**What is expected**
Repeat, exactly and only, the lines from the one containing "Read out every word on this page." to the last line, inclusive; do not repeat the pictures.

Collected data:
· · · ·

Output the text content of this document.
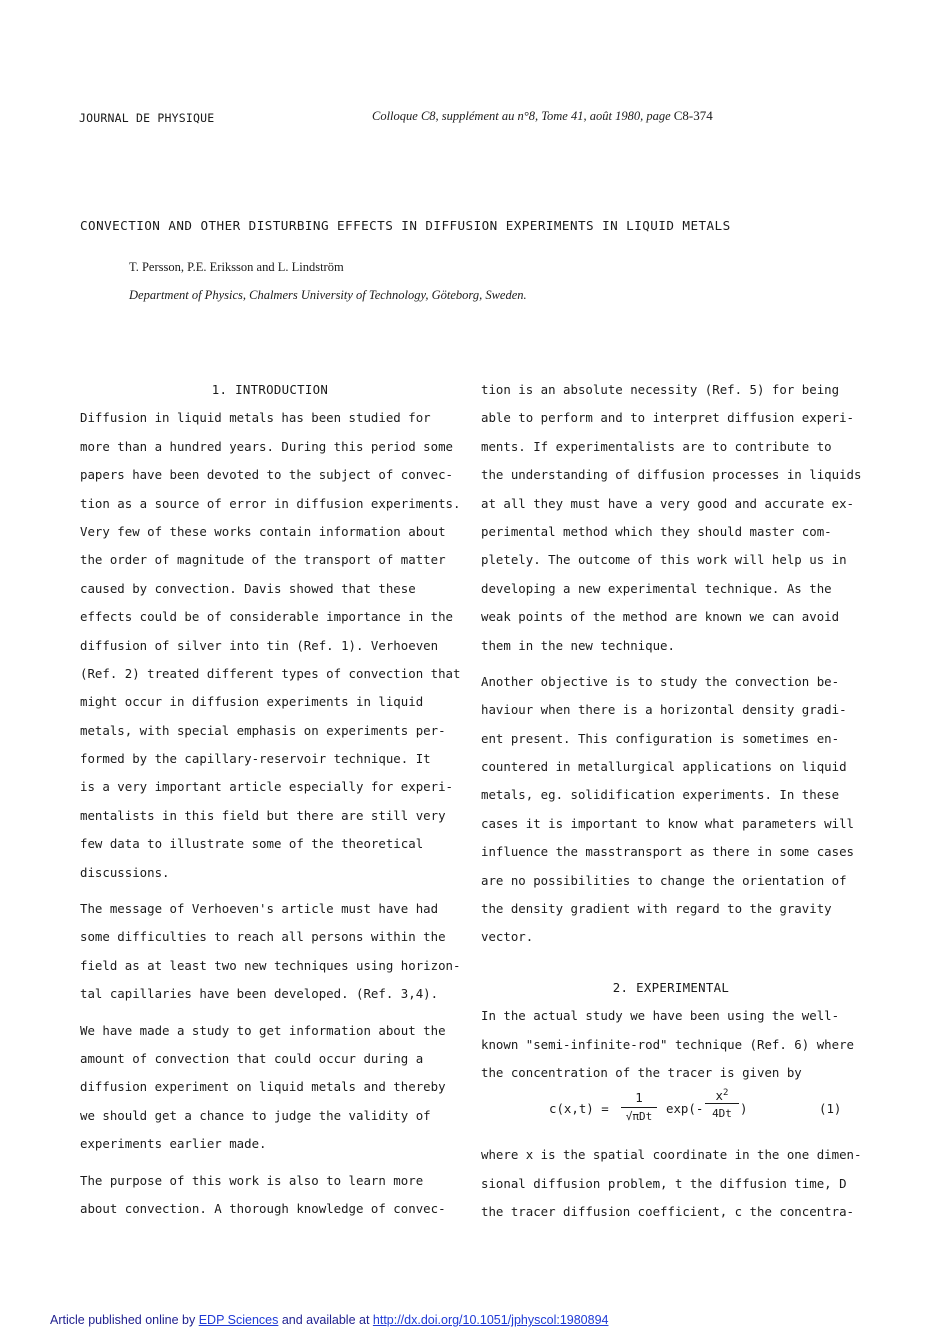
JOURNAL DE PHYSIQUE	Colloque C8, supplément au n°8, Tome 41, août 1980, page C8-374
CONVECTION AND OTHER DISTURBING EFFECTS IN DIFFUSION EXPERIMENTS IN LIQUID METALS
T. Persson, P.E. Eriksson and L. Lindström
Department of Physics, Chalmers University of Technology, Göteborg, Sweden.
1. INTRODUCTION

Diffusion in liquid metals has been studied for
more than a hundred years. During this period some
papers have been devoted to the subject of convec-
tion as a source of error in diffusion experiments.
Very few of these works contain information about
the order of magnitude of the transport of matter
caused by convection. Davis showed that these
effects could be of considerable importance in the
diffusion of silver into tin (Ref. 1). Verhoeven
(Ref. 2) treated different types of convection that
might occur in diffusion experiments in liquid
metals, with special emphasis on experiments per-
formed by the capillary-reservoir technique. It
is a very important article especially for experi-
mentalists in this field but there are still very
few data to illustrate some of the theoretical
discussions.

The message of Verhoeven's article must have had
some difficulties to reach all persons within the
field as at least two new techniques using horizon-
tal capillaries have been developed. (Ref. 3,4).

We have made a study to get information about the
amount of convection that could occur during a
diffusion experiment on liquid metals and thereby
we should get a chance to judge the validity of
experiments earlier made.

The purpose of this work is also to learn more
about convection. A thorough knowledge of convec-

tion is an absolute necessity (Ref. 5) for being
able to perform and to interpret diffusion experi-
ments. If experimentalists are to contribute to
the understanding of diffusion processes in liquids
at all they must have a very good and accurate ex-
perimental method which they should master com-
pletely. The outcome of this work will help us in
developing a new experimental technique. As the
weak points of the method are known we can avoid
them in the new technique.

Another objective is to study the convection be-
haviour when there is a horizontal density gradi-
ent present. This configuration is sometimes en-
countered in metallurgical applications on liquid
metals, eg. solidification experiments. In these
cases it is important to know what parameters will
influence the masstransport as there in some cases
are no possibilities to change the orientation of
the density gradient with regard to the gravity
vector.

2. EXPERIMENTAL

In the actual study we have been using the well-
known "semi-infinite-rod" technique (Ref. 6) where
the concentration of the tracer is given by

c(x,t) =
1
√πDt
exp(-
$x^2$
4Dt )	(1)

where x is the spatial coordinate in the one dimen-
sional diffusion problem, t the diffusion time, D
the tracer diffusion coefficient, c the concentra-

Article published online by EDP Sciences and available at http://dx.doi.org/10.1051/jphyscol:1980894
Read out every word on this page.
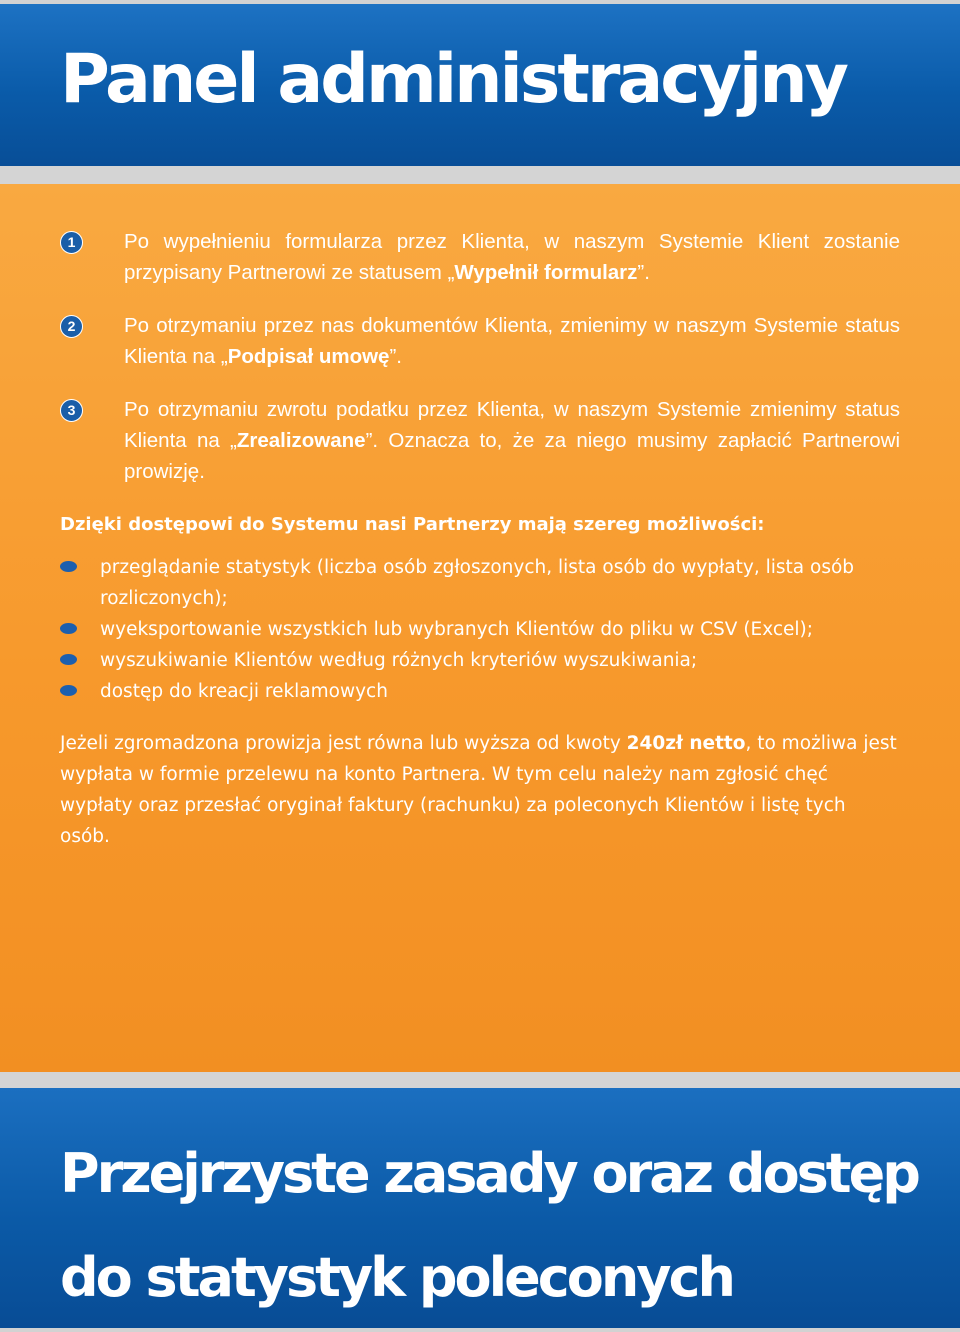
Panel administracyjny
1	Po wypełnieniu formularza przez Klienta, w naszym Systemie Klient zostanie przypisany Partnerowi ze statusem „Wypełnił formularz”.
2	Po otrzymaniu przez nas dokumentów Klienta, zmienimy w naszym Systemie status Klienta na „Podpisał umowę”.
3	Po otrzymaniu zwrotu podatku przez Klienta, w naszym Systemie zmienimy status Klienta na „Zrealizowane”. Oznacza to, że za niego musimy zapłacić Partnerowi prowizję.
Dzięki dostępowi do Systemu nasi Partnerzy mają szereg możliwości:
przeglądanie statystyk (liczba osób zgłoszonych, lista osób do wypłaty, lista osób rozliczonych);
wyeksportowanie wszystkich lub wybranych Klientów do pliku w CSV (Excel);
wyszukiwanie Klientów według różnych kryteriów wyszukiwania;
dostęp do kreacji reklamowych

Jeżeli zgromadzona prowizja jest równa lub wyższa od kwoty 240zł netto, to możliwa jest wypłata w formie przelewu na konto Partnera. W tym celu należy nam zgłosić chęć wypłaty oraz przesłać oryginał faktury (rachunku) za poleconych Klientów i listę tych osób.

Przejrzyste zasady oraz dostęp
do statystyk poleconych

· · · ·

**Answer to this exercise**
Read out every word on this page.
Panel administracyjny
1	Po wypełnieniu formularza przez Klienta, w naszym Systemie Klient zostanie przypisany Partnerowi ze statusem „Wypełnił formularz”.
2	Po otrzymaniu przez nas dokumentów Klienta, zmienimy w naszym Systemie status Klienta na „Podpisał umowę”.
3	Po otrzymaniu zwrotu podatku przez Klienta, w naszym Systemie zmienimy status Klienta na „Zrealizowane”. Oznacza to, że za niego musimy zapłacić Partnerowi prowizję.
Dzięki dostępowi do Systemu nasi Partnerzy mają szereg możliwości:
przeglądanie statystyk (liczba osób zgłoszonych, lista osób do wypłaty, lista osób rozliczonych);
wyeksportowanie wszystkich lub wybranych Klientów do pliku w CSV (Excel);
wyszukiwanie Klientów według różnych kryteriów wyszukiwania;
dostęp do kreacji reklamowych

Jeżeli zgromadzona prowizja jest równa lub wyższa od kwoty 240zł netto, to możliwa jest wypłata w formie przelewu na konto Partnera. W tym celu należy nam zgłosić chęć wypłaty oraz przesłać oryginał faktury (rachunku) za poleconych Klientów i listę tych osób.

Przejrzyste zasady oraz dostęp
do statystyk poleconych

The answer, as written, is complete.